Only the number is needed: how many lines contain the word "text"?

** Start Dataset records **

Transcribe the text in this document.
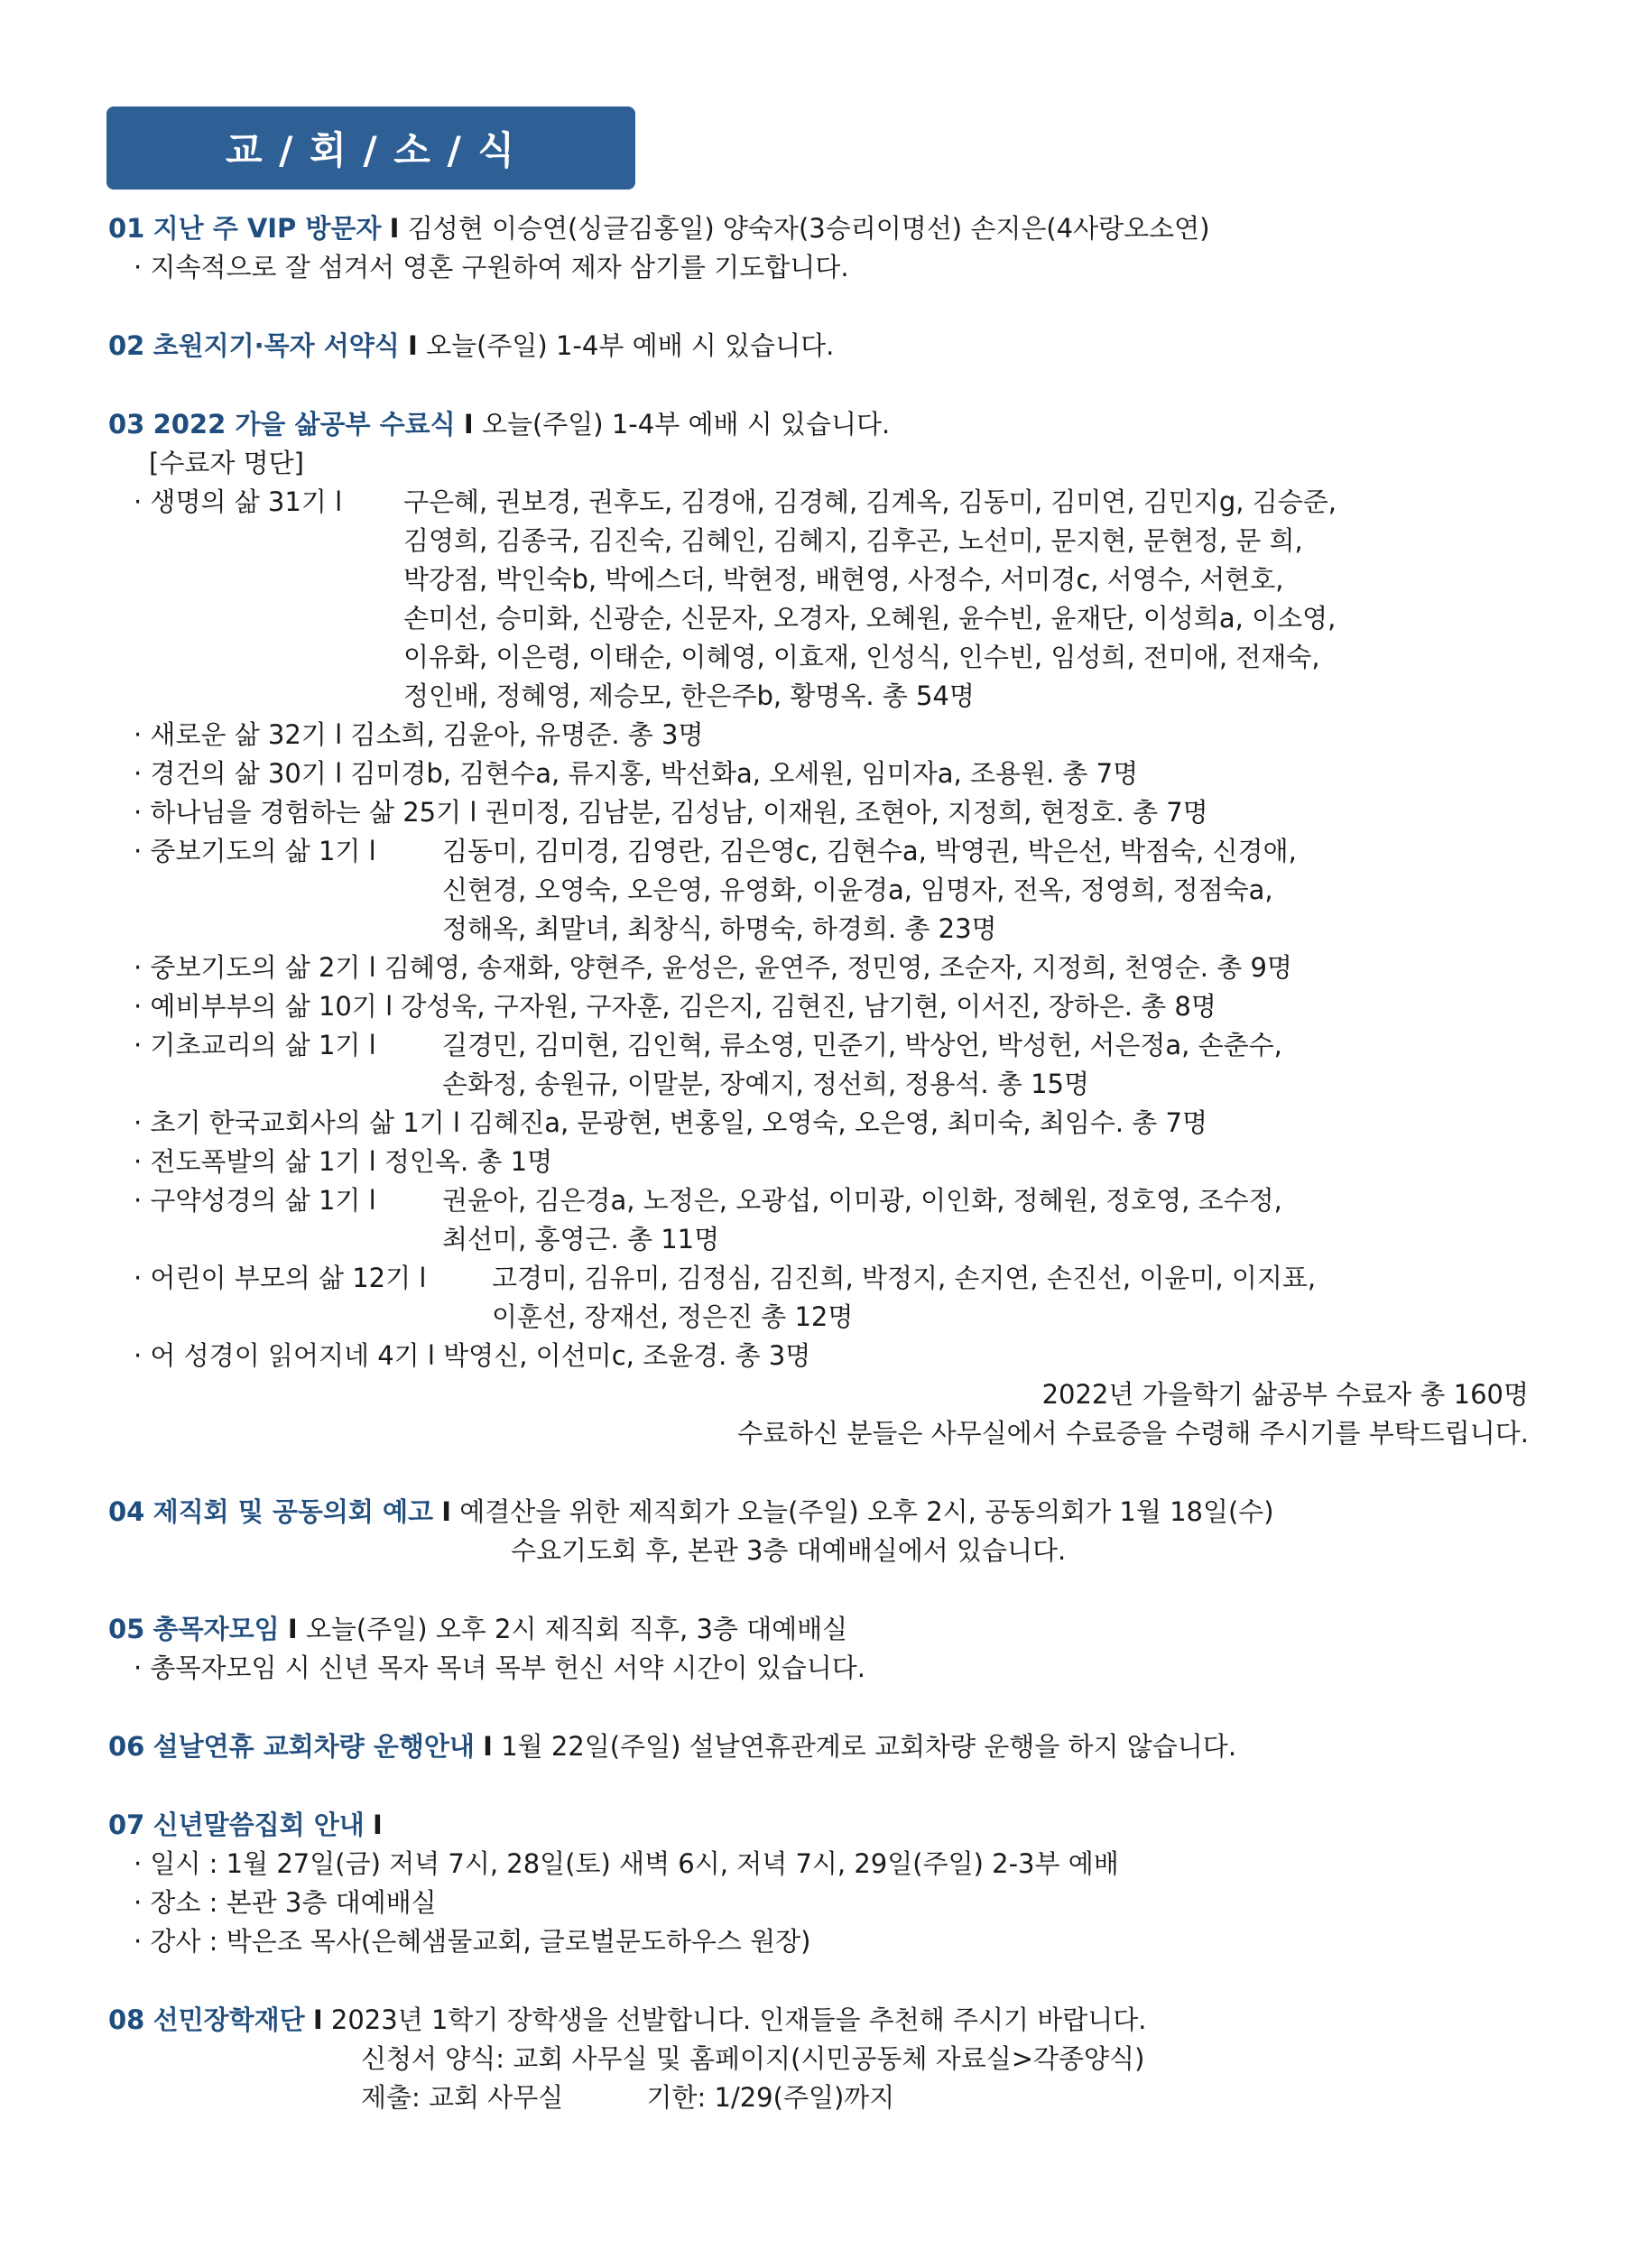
교 / 회 / 소 / 식
01 지난 주 VIP 방문자 I 김성현 이승연(싱글김홍일) 양숙자(3승리이명선) 손지은(4사랑오소연)
· 지속적으로 잘 섬겨서 영혼 구원하여 제자 삼기를 기도합니다.
02 초원지기·목자 서약식 I 오늘(주일) 1-4부 예배 시 있습니다.
03 2022 가을 삶공부 수료식 I 오늘(주일) 1-4부 예배 시 있습니다.
[수료자 명단]
· 생명의 삶 31기 l 구은혜, 권보경, 권후도, 김경애, 김경혜, 김계옥, 김동미, 김미연, 김민지g, 김승준,
김영희, 김종국, 김진숙, 김혜인, 김혜지, 김후곤, 노선미, 문지현, 문현정, 문 희,
박강점, 박인숙b, 박에스더, 박현정, 배현영, 사정수, 서미경c, 서영수, 서현호,
손미선, 승미화, 신광순, 신문자, 오경자, 오혜원, 윤수빈, 윤재단, 이성희a, 이소영,
이유화, 이은령, 이태순, 이혜영, 이효재, 인성식, 인수빈, 임성희, 전미애, 전재숙,
정인배, 정혜영, 제승모, 한은주b, 황명옥. 총 54명
· 새로운 삶 32기 l 김소희, 김윤아, 유명준. 총 3명
· 경건의 삶 30기 l 김미경b, 김현수a, 류지홍, 박선화a, 오세원, 임미자a, 조용원. 총 7명
· 하나님을 경험하는 삶 25기 l 권미정, 김남분, 김성남, 이재원, 조현아, 지정희, 현정호. 총 7명
· 중보기도의 삶 1기 l	김동미, 김미경, 김영란, 김은영c, 김현수a, 박영권, 박은선, 박점숙, 신경애,
신현경, 오영숙, 오은영, 유영화, 이윤경a, 임명자, 전옥, 정영희, 정점숙a,
정해옥, 최말녀, 최창식, 하명숙, 하경희. 총 23명
· 중보기도의 삶 2기 l 김혜영, 송재화, 양현주, 윤성은, 윤연주, 정민영, 조순자, 지정희, 천영순. 총 9명
· 예비부부의 삶 10기 l 강성욱, 구자원, 구자훈, 김은지, 김현진, 남기현, 이서진, 장하은. 총 8명
· 기초교리의 삶 1기 l	길경민, 김미현, 김인혁, 류소영, 민준기, 박상언, 박성헌, 서은정a, 손춘수,
손화정, 송원규, 이말분, 장예지, 정선희, 정용석. 총 15명
· 초기 한국교회사의 삶 1기 l 김혜진a, 문광현, 변홍일, 오영숙, 오은영, 최미숙, 최임수. 총 7명
· 전도폭발의 삶 1기 l 정인옥. 총 1명
· 구약성경의 삶 1기 l	권윤아, 김은경a, 노정은, 오광섭, 이미광, 이인화, 정혜원, 정호영, 조수정,
최선미, 홍영근. 총 11명
· 어린이 부모의 삶 12기 l	고경미, 김유미, 김정심, 김진희, 박정지, 손지연, 손진선, 이윤미, 이지표,
이훈선, 장재선, 정은진 총 12명
· 어 성경이 읽어지네 4기 l 박영신, 이선미c, 조윤경. 총 3명
2022년 가을학기 삶공부 수료자 총 160명
수료하신 분들은 사무실에서 수료증을 수령해 주시기를 부탁드립니다.
04 제직회 및 공동의회 예고 I 예결산을 위한 제직회가 오늘(주일) 오후 2시, 공동의회가 1월 18일(수)
수요기도회 후, 본관 3층 대예배실에서 있습니다.
05 총목자모임 I 오늘(주일) 오후 2시 제직회 직후, 3층 대예배실
· 총목자모임 시 신년 목자 목녀 목부 헌신 서약 시간이 있습니다.
06 설날연휴 교회차량 운행안내 I 1월 22일(주일) 설날연휴관계로 교회차량 운행을 하지 않습니다.
07 신년말씀집회 안내 I
· 일시 : 1월 27일(금) 저녁 7시, 28일(토) 새벽 6시, 저녁 7시, 29일(주일) 2-3부 예배
· 장소 : 본관 3층 대예배실
· 강사 : 박은조 목사(은혜샘물교회, 글로벌문도하우스 원장)
08 선민장학재단 I 2023년 1학기 장학생을 선발합니다. 인재들을 추천해 주시기 바랍니다.
신청서 양식: 교회 사무실 및 홈페이지(시민공동체 자료실>각종양식)
제출: 교회 사무실          기한: 1/29(주일)까지
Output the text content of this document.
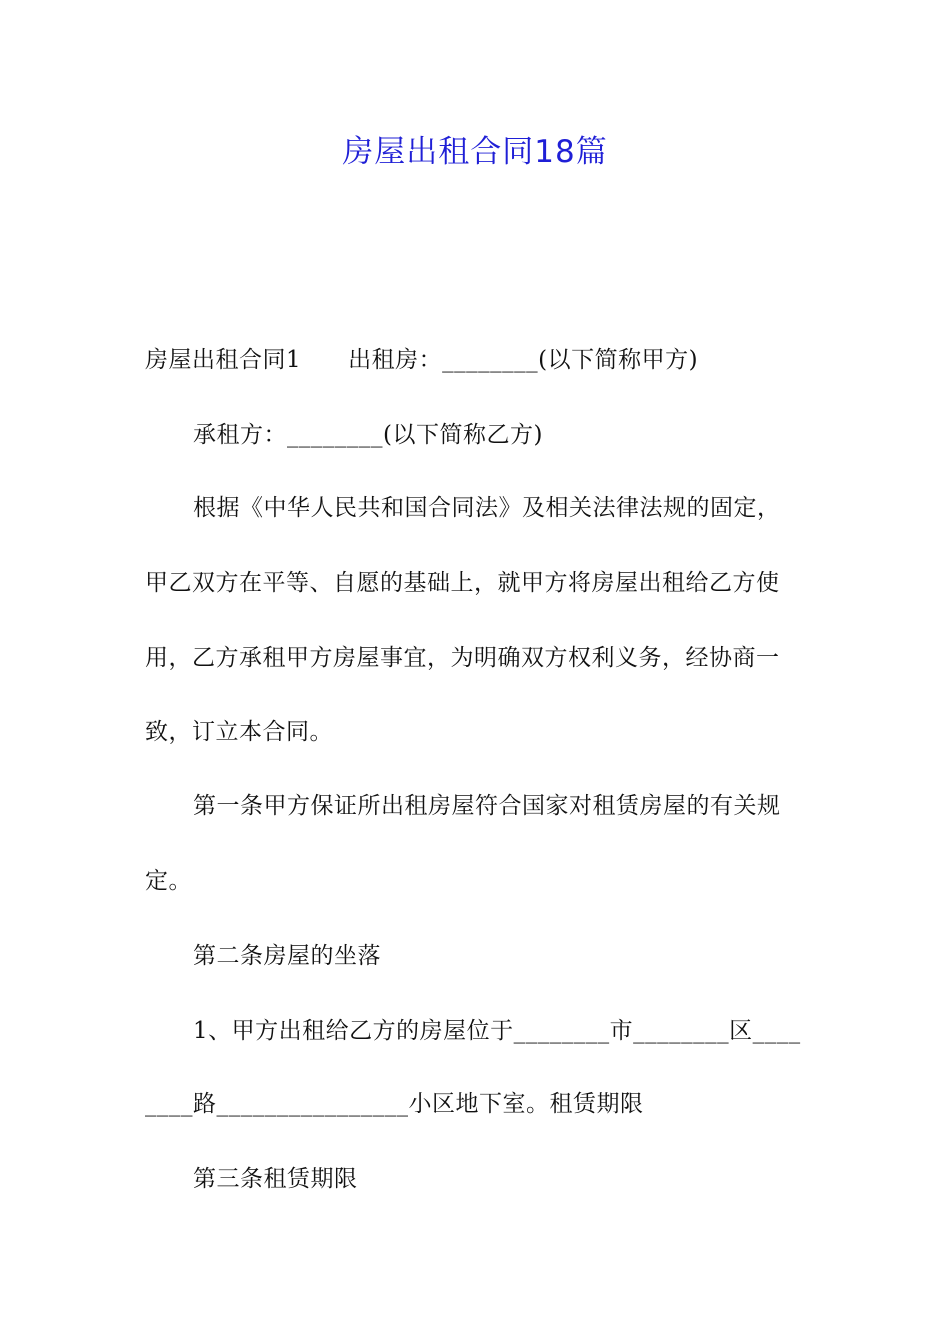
房屋出租合同18篇
房屋出租合同1　　出租房：________(以下简称甲方)
承租方：________(以下简称乙方)
根据《中华人民共和国合同法》及相关法律法规的固定，
甲乙双方在平等、自愿的基础上，就甲方将房屋出租给乙方使
用，乙方承租甲方房屋事宜，为明确双方权利义务，经协商一
致，订立本合同。
第一条甲方保证所出租房屋符合国家对租赁房屋的有关规
定。
第二条房屋的坐落
1、甲方出租给乙方的房屋位于________市________区____
____路________________小区地下室。租赁期限
第三条租赁期限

** End Dataset records **

Problem solution: 2